- Supplied passage -
........

[petsc-users] Modified Taylor-Hood elements with piece-wise constant pressure for Stokes equation

Matthew Knepley knepley at gmail.com
Tue Jun 2 07:08:16 CDT 2015


On Mon, Jun 1, 2015 at 9:51 PM, Justin Chang <jychang48 at gmail.com> wrote:

> Jed,
>
> I am not quite sure what you're asking for. Are you asking for how people
> actually implement this augmented TH? In other words, how the shape/basis
> functions for this mixed function space would look? I have only seen in
> some key note lectures and presentations at conferences briefly mentioning
> this P2/(P1+P0) element, as if it's the de facto discretization for Stokes
> flows. That said, even I am not too sure how this would look.
>
> Matt,
>
> In the 'quad_q2p1_full' example you pointed me to, is that P2/P1_disc or
> P2/(P1+P0)? I imagine those are two very different discretizations, so when
> you have the command line option "-pres_petscdualspace_lagrange_continuity
> 0" it looks to me you're doing the former?
>

Its Q2-P1_disc. That is stable and captures the pressure jumps well. This
is the standard variable-viscosity Stokes element in
my experience.

........

- Data supplied -
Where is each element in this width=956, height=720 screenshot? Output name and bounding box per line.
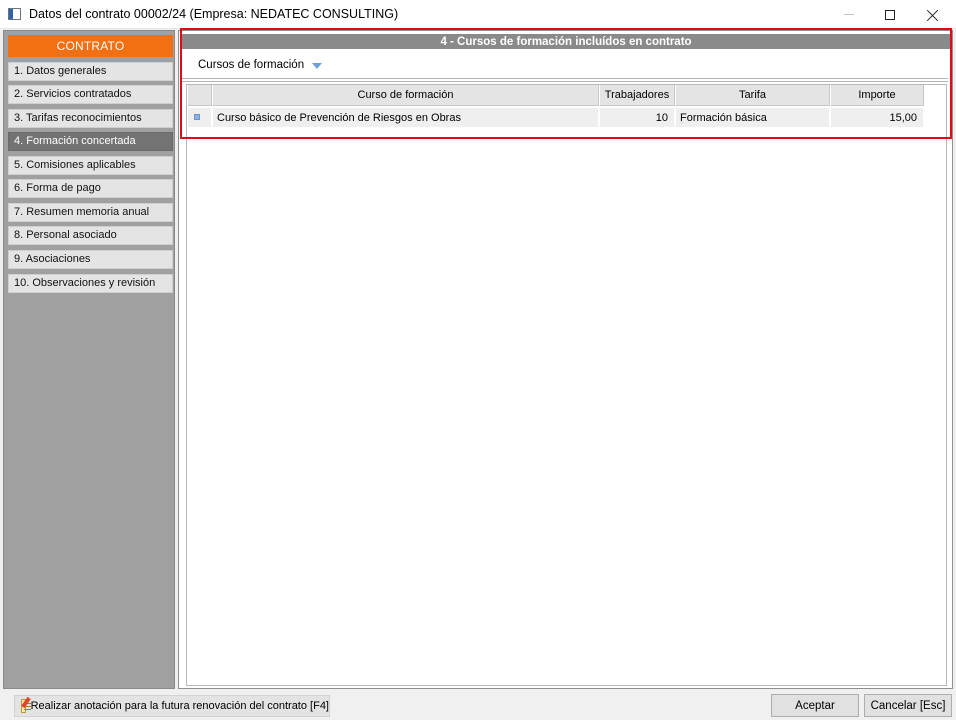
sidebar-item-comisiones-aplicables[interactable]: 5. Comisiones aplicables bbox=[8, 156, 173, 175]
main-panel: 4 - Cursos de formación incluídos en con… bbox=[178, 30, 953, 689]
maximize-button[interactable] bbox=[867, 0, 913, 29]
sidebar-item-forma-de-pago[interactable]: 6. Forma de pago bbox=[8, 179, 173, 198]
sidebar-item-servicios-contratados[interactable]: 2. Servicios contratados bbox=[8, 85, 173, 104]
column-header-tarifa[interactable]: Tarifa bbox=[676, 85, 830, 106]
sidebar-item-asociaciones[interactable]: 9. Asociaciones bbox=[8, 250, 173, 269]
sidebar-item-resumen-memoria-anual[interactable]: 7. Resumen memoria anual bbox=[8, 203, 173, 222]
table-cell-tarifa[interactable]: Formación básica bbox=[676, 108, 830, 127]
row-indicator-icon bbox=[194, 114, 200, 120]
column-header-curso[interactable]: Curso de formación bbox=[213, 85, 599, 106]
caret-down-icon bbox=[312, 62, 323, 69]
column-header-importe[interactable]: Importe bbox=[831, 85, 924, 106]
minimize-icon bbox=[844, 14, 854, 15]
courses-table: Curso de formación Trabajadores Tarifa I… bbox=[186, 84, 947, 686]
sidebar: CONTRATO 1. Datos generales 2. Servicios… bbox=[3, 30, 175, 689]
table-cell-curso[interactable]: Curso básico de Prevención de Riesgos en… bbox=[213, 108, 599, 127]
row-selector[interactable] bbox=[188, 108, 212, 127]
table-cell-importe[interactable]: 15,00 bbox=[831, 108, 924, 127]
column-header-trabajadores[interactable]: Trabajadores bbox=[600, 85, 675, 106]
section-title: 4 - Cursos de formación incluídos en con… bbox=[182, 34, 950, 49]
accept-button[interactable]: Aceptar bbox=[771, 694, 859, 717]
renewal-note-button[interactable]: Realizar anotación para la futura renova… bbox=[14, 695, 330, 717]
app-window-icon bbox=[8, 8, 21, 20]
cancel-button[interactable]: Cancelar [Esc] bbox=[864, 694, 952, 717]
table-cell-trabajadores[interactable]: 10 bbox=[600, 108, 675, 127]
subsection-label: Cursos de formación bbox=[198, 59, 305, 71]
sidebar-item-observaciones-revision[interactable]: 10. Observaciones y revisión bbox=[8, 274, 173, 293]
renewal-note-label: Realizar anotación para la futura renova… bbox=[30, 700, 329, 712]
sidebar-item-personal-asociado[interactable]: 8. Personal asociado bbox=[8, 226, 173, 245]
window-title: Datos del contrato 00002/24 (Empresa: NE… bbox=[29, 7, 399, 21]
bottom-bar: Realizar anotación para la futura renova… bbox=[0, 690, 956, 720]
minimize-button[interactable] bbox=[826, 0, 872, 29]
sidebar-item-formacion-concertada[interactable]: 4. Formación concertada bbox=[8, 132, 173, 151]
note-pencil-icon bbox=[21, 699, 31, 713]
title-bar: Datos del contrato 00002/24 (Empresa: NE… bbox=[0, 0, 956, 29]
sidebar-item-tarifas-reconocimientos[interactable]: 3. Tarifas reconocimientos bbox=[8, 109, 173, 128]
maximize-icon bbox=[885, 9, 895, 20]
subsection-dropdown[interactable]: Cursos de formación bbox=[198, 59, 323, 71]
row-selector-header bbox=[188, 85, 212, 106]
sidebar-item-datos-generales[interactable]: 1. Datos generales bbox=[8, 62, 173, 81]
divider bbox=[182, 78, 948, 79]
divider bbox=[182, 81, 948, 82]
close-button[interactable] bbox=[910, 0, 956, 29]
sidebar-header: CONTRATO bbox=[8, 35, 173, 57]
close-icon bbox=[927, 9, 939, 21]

........

- Tasks to complete -
**a)** Summarize the mailing-list message in two sentences.
**b)** For each statement, say whether the mailing-list message supports it, answering yes or no and quoting the words that decide it.
(i) The 'quad_q2p1_full' example uses Q2-P1_disc.
(ii) Justin Chang has implemented the P2/(P1+P0) element himself.
(iii) Knepley regards Q2-P1_disc as the standard variable-viscosity Stokes element in his experience.
**c)** Rewrite the paragraph of the mailing-list message that begins "I am not quite sure what you're asking for" as a short list, keeping its main points.

- Task responses -
**a)** Justin Chang writes that he is unsure how the augmented Taylor-Hood element P2/(P1+P0) is implemented, having only seen it mentioned briefly in conference lectures, and he asks whether the 'quad_q2p1_full' example uses P2/P1_disc or P2/(P1+P0). Matthew Knepley replies that it is Q2-P1_disc, which is stable, captures pressure jumps well, and in his experience is the standard variable-viscosity Stokes element.

**b)**
(i) Yes: "Its Q2-P1_disc."
(ii) No: "even I am not too sure how this would look."
(iii) Yes: "This is the standard variable-viscosity Stokes element in my experience."

**c)**
- He is unsure what Jed is asking for and wonders whether it concerns how people implement the augmented TH, meaning what the shape/basis functions of the mixed space look like.
- He has seen the P2/(P1+P0) element only in brief mentions in keynote lectures and conference presentations, where it was treated as the de facto discretization for Stokes flows.
- He himself is not sure what it would look like.